### DATA EXTRACT:
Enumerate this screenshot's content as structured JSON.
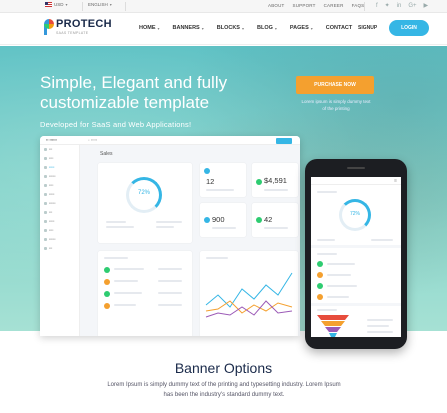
{
  "topbar": {
    "currency": "USD",
    "language": "ENGLISH",
    "links": [
      "ABOUT",
      "SUPPORT",
      "CAREER",
      "FAQS"
    ],
    "social_icons": [
      "facebook-icon",
      "twitter-icon",
      "linkedin-icon",
      "google-plus-icon",
      "youtube-icon"
    ]
  },
  "nav": {
    "logo_title": "PROTECH",
    "logo_sub": "SAAS TEMPLATE",
    "menu": [
      "HOME",
      "BANNERS",
      "BLOCKS",
      "BLOG",
      "PAGES",
      "CONTACT"
    ],
    "signup": "SIGNUP",
    "login": "LOGIN"
  },
  "hero": {
    "title": "Simple, Elegant and fully customizable template",
    "subtitle": "Developed for SaaS and Web Applications!",
    "purchase_button": "PURCHASE NOW",
    "purchase_note": "Lorem ipsum is simply dummy text of the printing"
  },
  "dashboard": {
    "page_title": "Sales",
    "ring_percent": "72%",
    "stats": [
      {
        "value": "12"
      },
      {
        "value": "$4,591"
      },
      {
        "value": "900"
      },
      {
        "value": "42"
      }
    ]
  },
  "phone": {
    "ring_percent": "72%"
  },
  "section": {
    "title": "Banner Options",
    "text": "Lorem Ipsum is simply dummy text of the printing and typesetting industry. Lorem Ipsum has been the industry's standard dummy text."
  },
  "colors": {
    "accent": "#35b6e5",
    "orange": "#f4a02f",
    "hero_teal": "#5fc2c5"
  }
}
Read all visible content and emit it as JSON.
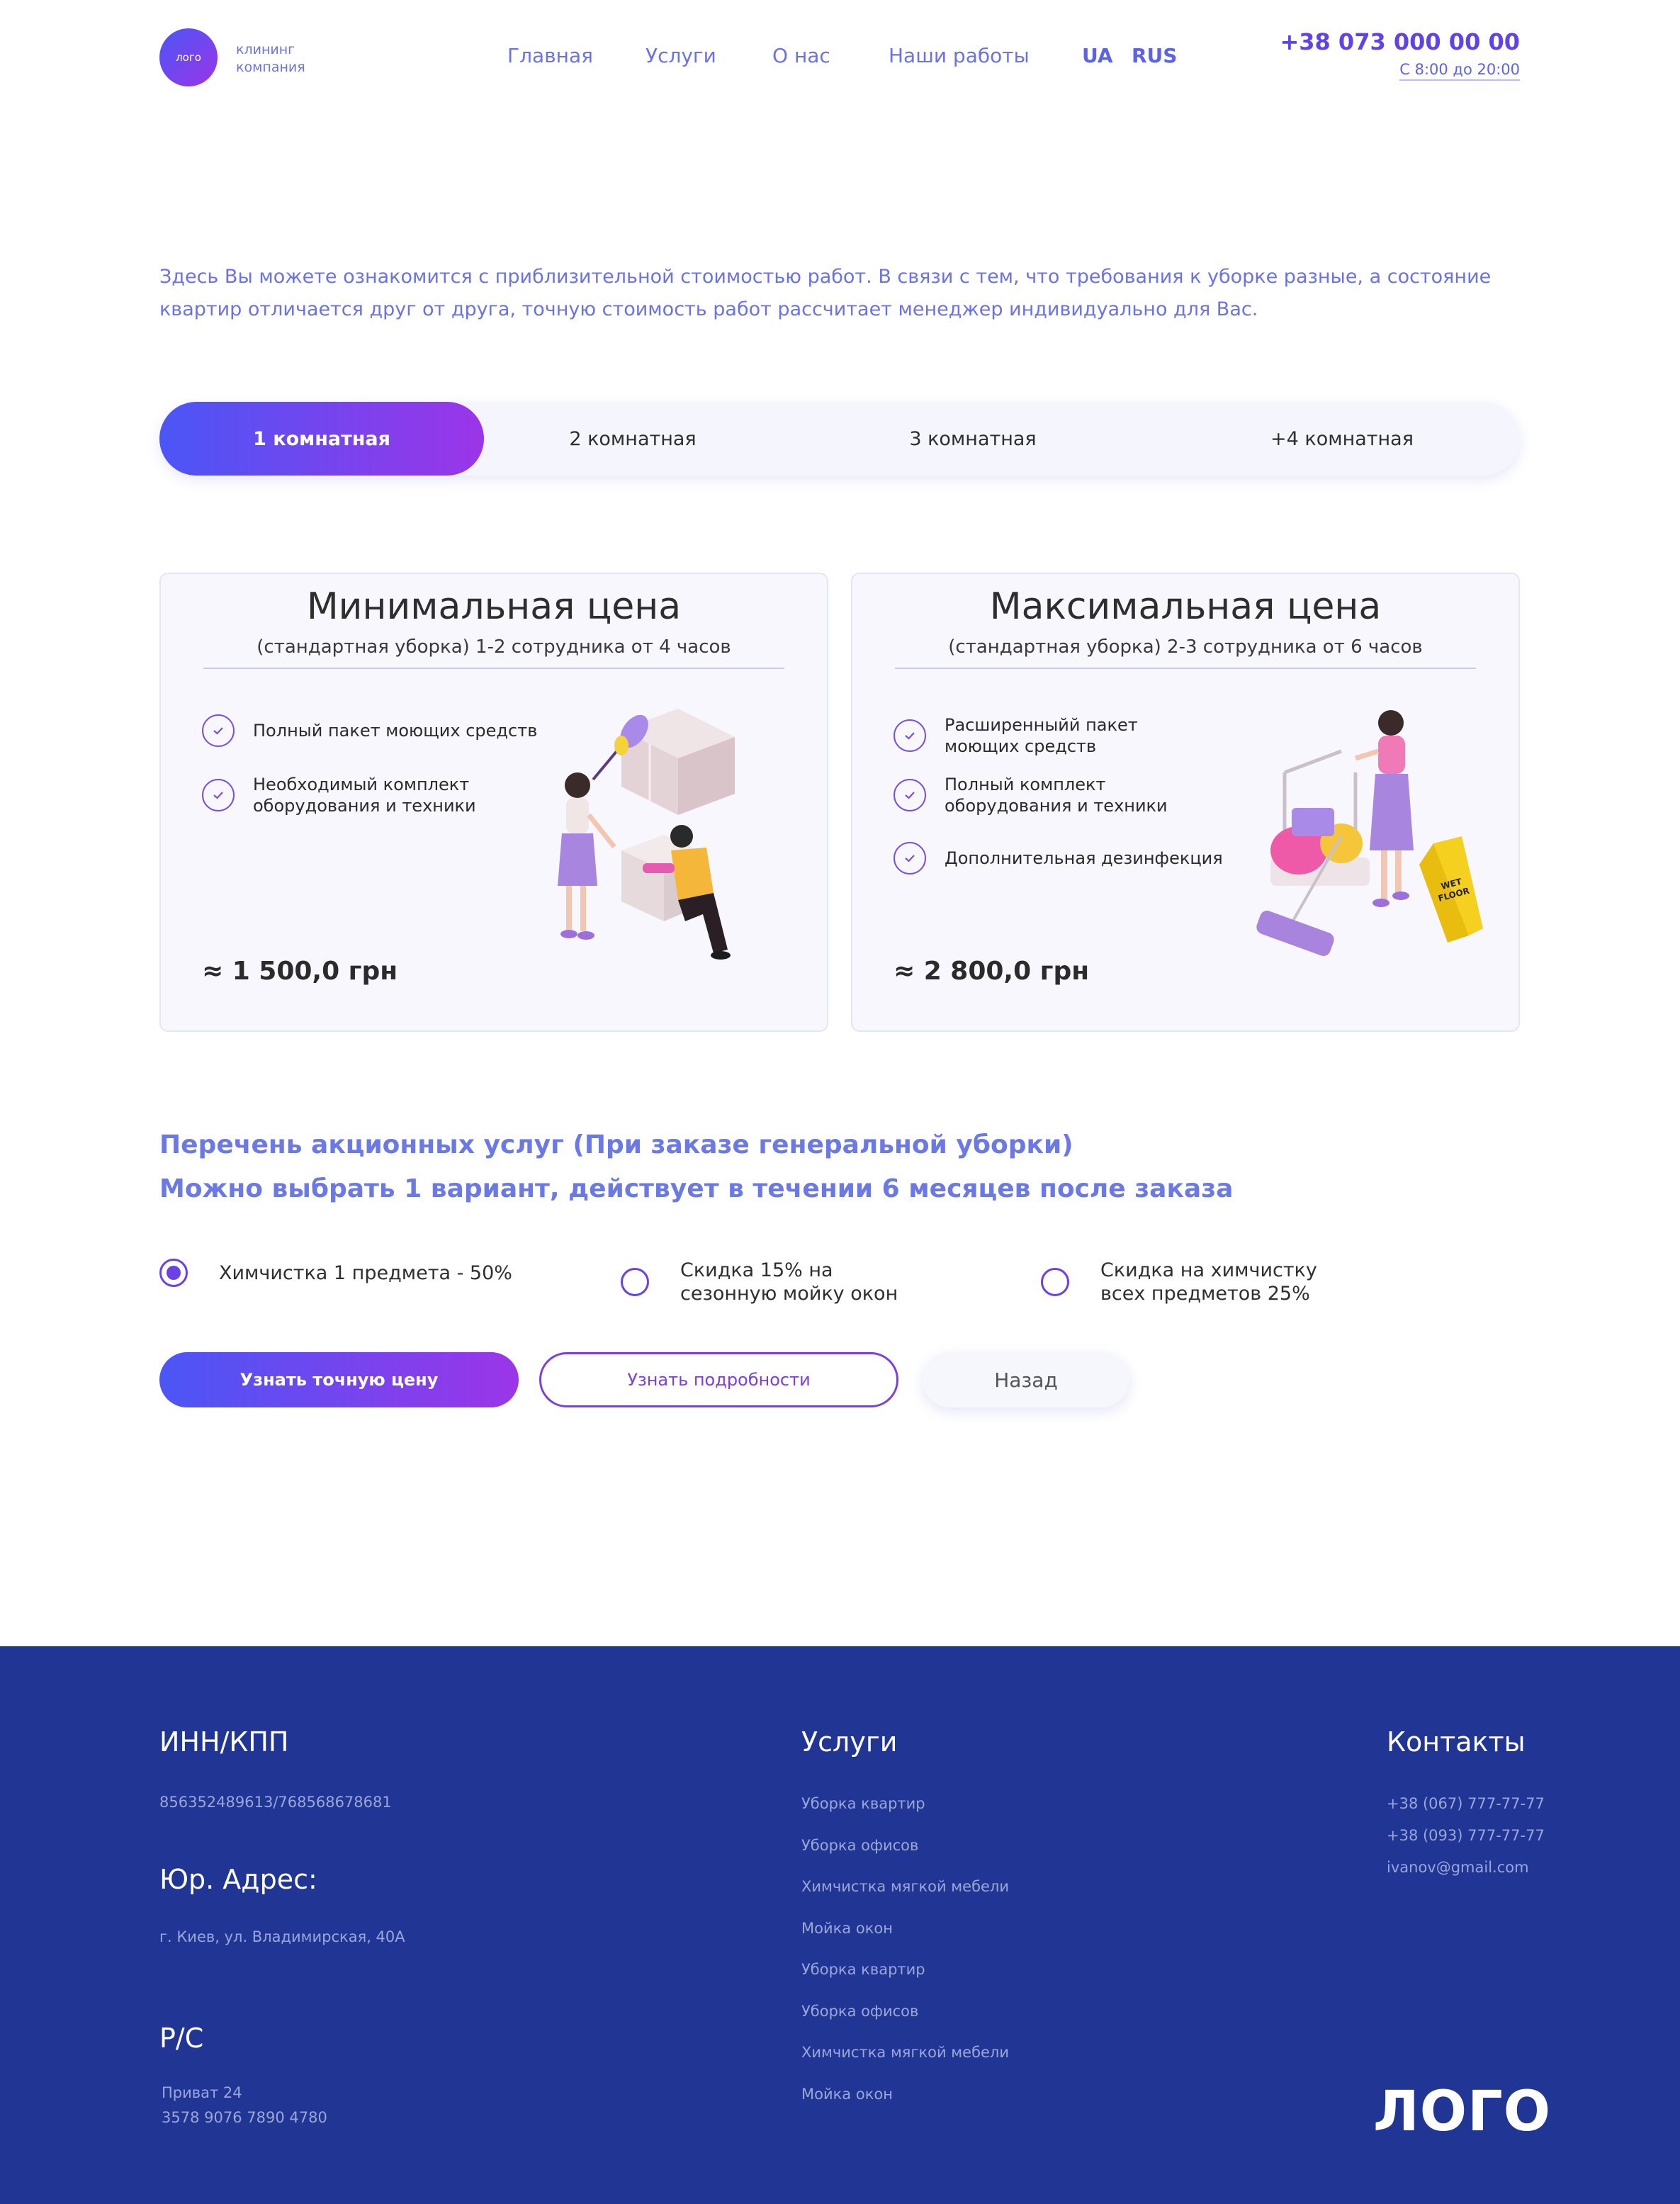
{
  "header": {
    "logo_mark": "лого",
    "logo_caption": "клининг\nкомпания",
    "nav": [
      "Главная",
      "Услуги",
      "О нас",
      "Наши работы"
    ],
    "languages": [
      "UA",
      "RUS"
    ],
    "phone": "+38 073 000 00 00",
    "hours": "С 8:00 до 20:00"
  },
  "intro": "Здесь Вы можете ознакомится с приблизительной стоимостью работ. В связи с тем, что требования к уборке разные, а состояние квартир отличается друг от друга, точную стоимость работ рассчитает менеджер индивидуально для Вас.",
  "tabs": {
    "items": [
      "1 комнатная",
      "2 комнатная",
      "3 комнатная",
      "+4 комнатная"
    ],
    "active_index": 0
  },
  "cards": [
    {
      "title": "Минимальная цена",
      "subtitle": "(стандартная уборка) 1-2 сотрудника от 4 часов",
      "features": [
        "Полный пакет моющих средств",
        "Необходимый комплект\nоборудования и техники"
      ],
      "price": "≈ 1 500,0 грн"
    },
    {
      "title": "Максимальная цена",
      "subtitle": "(стандартная уборка) 2-3 сотрудника от 6 часов",
      "features": [
        "Расширенныйй пакет\nмоющих средств",
        "Полный комплект\nоборудования и техники",
        "Дополнительная дезинфекция"
      ],
      "price": "≈ 2 800,0 грн"
    }
  ],
  "promo": {
    "title_line1": "Перечень акционных услуг (При заказе генеральной уборки)",
    "title_line2": "Можно выбрать 1 вариант, действует в течении 6 месяцев после заказа",
    "options": [
      "Химчистка 1 предмета - 50%",
      "Скидка 15% на\nсезонную мойку окон",
      "Скидка на химчистку\nвсех предметов 25%"
    ],
    "selected_index": 0
  },
  "buttons": {
    "primary": "Узнать точную цену",
    "secondary": "Узнать подробности",
    "back": "Назад"
  },
  "footer": {
    "inn_heading": "ИНН/КПП",
    "inn_value": "856352489613/768568678681",
    "address_heading": "Юр. Адрес:",
    "address_value": "г. Киев, ул. Владимирская, 40А",
    "account_heading": "Р/С",
    "account_bank": "Приват 24",
    "account_number": "3578 9076 7890 4780",
    "services_heading": "Услуги",
    "services": [
      "Уборка квартир",
      "Уборка офисов",
      "Химчистка мягкой мебели",
      "Мойка окон",
      "Уборка квартир",
      "Уборка офисов",
      "Химчистка мягкой мебели",
      "Мойка окон"
    ],
    "contacts_heading": "Контакты",
    "contacts": [
      "+38 (067) 777-77-77",
      "+38 (093) 777-77-77",
      "ivanov@gmail.com"
    ],
    "logo": "ЛОГО"
  },
  "colors": {
    "accent_start": "#4b56f5",
    "accent_end": "#9b35e8",
    "link": "#6a72e6",
    "footer_bg": "#213595"
  },
  "icons": [
    "check-icon",
    "radio-icon"
  ]
}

### STATED PROBLEM:
Leave out the pictures and copy everything else in the records word for word.

### RESPONSE:
Enumerate this screenshot's content as structured JSON.
{
  "topbar": {
    "currency": "USD",
    "language": "ENGLISH",
    "links": [
      "ABOUT",
      "SUPPORT",
      "CAREER",
      "FAQS"
    ],
    "social_icons": [
      "facebook-icon",
      "twitter-icon",
      "linkedin-icon",
      "google-plus-icon",
      "youtube-icon"
    ]
  },
  "nav": {
    "logo_title": "PROTECH",
    "logo_sub": "SAAS TEMPLATE",
    "menu": [
      "HOME",
      "BANNERS",
      "BLOCKS",
      "BLOG",
      "PAGES",
      "CONTACT"
    ],
    "signup": "SIGNUP",
    "login": "LOGIN"
  },
  "hero": {
    "title": "Simple, Elegant and fully customizable template",
    "subtitle": "Developed for SaaS and Web Applications!",
    "purchase_button": "PURCHASE NOW",
    "purchase_note": "Lorem ipsum is simply dummy text of the printing"
  },
  "dashboard": {
    "page_title": "Sales",
    "ring_percent": "72%",
    "stats": [
      {
        "value": "12"
      },
      {
        "value": "$4,591"
      },
      {
        "value": "900"
      },
      {
        "value": "42"
      }
    ]
  },
  "phone": {
    "ring_percent": "72%"
  },
  "section": {
    "title": "Banner Options",
    "text": "Lorem Ipsum is simply dummy text of the printing and typesetting industry. Lorem Ipsum has been the industry's standard dummy text."
  },
  "colors": {
    "accent": "#35b6e5",
    "orange": "#f4a02f",
    "hero_teal": "#5fc2c5"
  }
}
Read all visible content and emit it as JSON.
{
  "header": {
    "logo_mark": "лого",
    "logo_caption": "клининг\nкомпания",
    "nav": [
      "Главная",
      "Услуги",
      "О нас",
      "Наши работы"
    ],
    "languages": [
      "UA",
      "RUS"
    ],
    "phone": "+38 073 000 00 00",
    "hours": "С 8:00 до 20:00"
  },
  "intro": "Здесь Вы можете ознакомится с приблизительной стоимостью работ. В связи с тем, что требования к уборке разные, а состояние квартир отличается друг от друга, точную стоимость работ рассчитает менеджер индивидуально для Вас.",
  "tabs": {
    "items": [
      "1 комнатная",
      "2 комнатная",
      "3 комнатная",
      "+4 комнатная"
    ],
    "active_index": 0
  },
  "cards": [
    {
      "title": "Минимальная цена",
      "subtitle": "(стандартная уборка) 1-2 сотрудника от 4 часов",
      "features": [
        "Полный пакет моющих средств",
        "Необходимый комплект\nоборудования и техники"
      ],
      "price": "≈ 1 500,0 грн"
    },
    {
      "title": "Максимальная цена",
      "subtitle": "(стандартная уборка) 2-3 сотрудника от 6 часов",
      "features": [
        "Расширенныйй пакет\nмоющих средств",
        "Полный комплект\nоборудования и техники",
        "Дополнительная дезинфекция"
      ],
      "price": "≈ 2 800,0 грн"
    }
  ],
  "promo": {
    "title_line1": "Перечень акционных услуг (При заказе генеральной уборки)",
    "title_line2": "Можно выбрать 1 вариант, действует в течении 6 месяцев после заказа",
    "options": [
      "Химчистка 1 предмета - 50%",
      "Скидка 15% на\nсезонную мойку окон",
      "Скидка на химчистку\nвсех предметов 25%"
    ],
    "selected_index": 0
  },
  "buttons": {
    "primary": "Узнать точную цену",
    "secondary": "Узнать подробности",
    "back": "Назад"
  },
  "footer": {
    "inn_heading": "ИНН/КПП",
    "inn_value": "856352489613/768568678681",
    "address_heading": "Юр. Адрес:",
    "address_value": "г. Киев, ул. Владимирская, 40А",
    "account_heading": "Р/С",
    "account_bank": "Приват 24",
    "account_number": "3578 9076 7890 4780",
    "services_heading": "Услуги",
    "services": [
      "Уборка квартир",
      "Уборка офисов",
      "Химчистка мягкой мебели",
      "Мойка окон",
      "Уборка квартир",
      "Уборка офисов",
      "Химчистка мягкой мебели",
      "Мойка окон"
    ],
    "contacts_heading": "Контакты",
    "contacts": [
      "+38 (067) 777-77-77",
      "+38 (093) 777-77-77",
      "ivanov@gmail.com"
    ],
    "logo": "ЛОГО"
  },
  "colors": {
    "accent_start": "#4b56f5",
    "accent_end": "#9b35e8",
    "link": "#6a72e6",
    "footer_bg": "#213595"
  },
  "icons": [
    "check-icon",
    "radio-icon"
  ]
}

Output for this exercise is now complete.